WRITTEN PROBLEM: Reproduce the listing below exactly, minus its pictures.
══════
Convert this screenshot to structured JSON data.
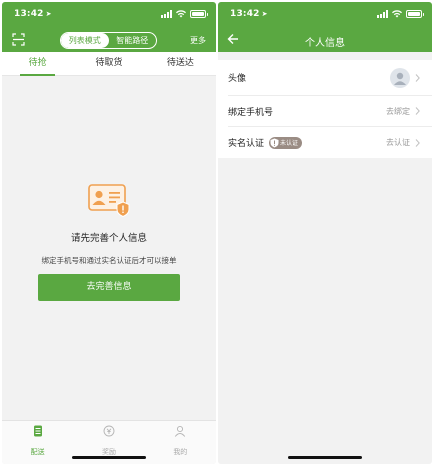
{
  "colors": {
    "brand": "#5aa841",
    "warning_orange": "#f0a050",
    "badge_gray": "#9a8c84"
  },
  "status_bar": {
    "time": "13:42",
    "location_glyph": "➤"
  },
  "left_screen": {
    "nav": {
      "scan_icon": "scan-icon",
      "segments": [
        "列表模式",
        "智能路径"
      ],
      "active_segment": "列表模式",
      "more_label": "更多"
    },
    "tabs": [
      "待抢",
      "待取货",
      "待送达"
    ],
    "active_tab": "待抢",
    "empty_state": {
      "icon": "id-card-warning-icon",
      "title": "请先完善个人信息",
      "description": "绑定手机号和通过实名认证后才可以接单",
      "button_label": "去完善信息"
    },
    "bottom_nav": [
      {
        "label": "配送",
        "icon": "delivery-list-icon",
        "active": true
      },
      {
        "label": "奖励",
        "icon": "reward-coin-icon",
        "active": false
      },
      {
        "label": "我的",
        "icon": "profile-icon",
        "active": false
      }
    ]
  },
  "right_screen": {
    "nav": {
      "back_icon": "back-arrow-icon",
      "title": "个人信息"
    },
    "rows": [
      {
        "label": "头像",
        "value": ""
      },
      {
        "label": "绑定手机号",
        "value": "去绑定"
      },
      {
        "label": "实名认证",
        "value": "去认证",
        "badge": "未认证"
      }
    ]
  }
}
══════
THE REPLY:
Convert this screenshot to structured JSON data.
{
  "colors": {
    "brand": "#5aa841",
    "warning_orange": "#f0a050",
    "badge_gray": "#9a8c84"
  },
  "status_bar": {
    "time": "13:42",
    "location_glyph": "➤"
  },
  "left_screen": {
    "nav": {
      "scan_icon": "scan-icon",
      "segments": [
        "列表模式",
        "智能路径"
      ],
      "active_segment": "列表模式",
      "more_label": "更多"
    },
    "tabs": [
      "待抢",
      "待取货",
      "待送达"
    ],
    "active_tab": "待抢",
    "empty_state": {
      "icon": "id-card-warning-icon",
      "title": "请先完善个人信息",
      "description": "绑定手机号和通过实名认证后才可以接单",
      "button_label": "去完善信息"
    },
    "bottom_nav": [
      {
        "label": "配送",
        "icon": "delivery-list-icon",
        "active": true
      },
      {
        "label": "奖励",
        "icon": "reward-coin-icon",
        "active": false
      },
      {
        "label": "我的",
        "icon": "profile-icon",
        "active": false
      }
    ]
  },
  "right_screen": {
    "nav": {
      "back_icon": "back-arrow-icon",
      "title": "个人信息"
    },
    "rows": [
      {
        "label": "头像",
        "value": ""
      },
      {
        "label": "绑定手机号",
        "value": "去绑定"
      },
      {
        "label": "实名认证",
        "value": "去认证",
        "badge": "未认证"
      }
    ]
  }
}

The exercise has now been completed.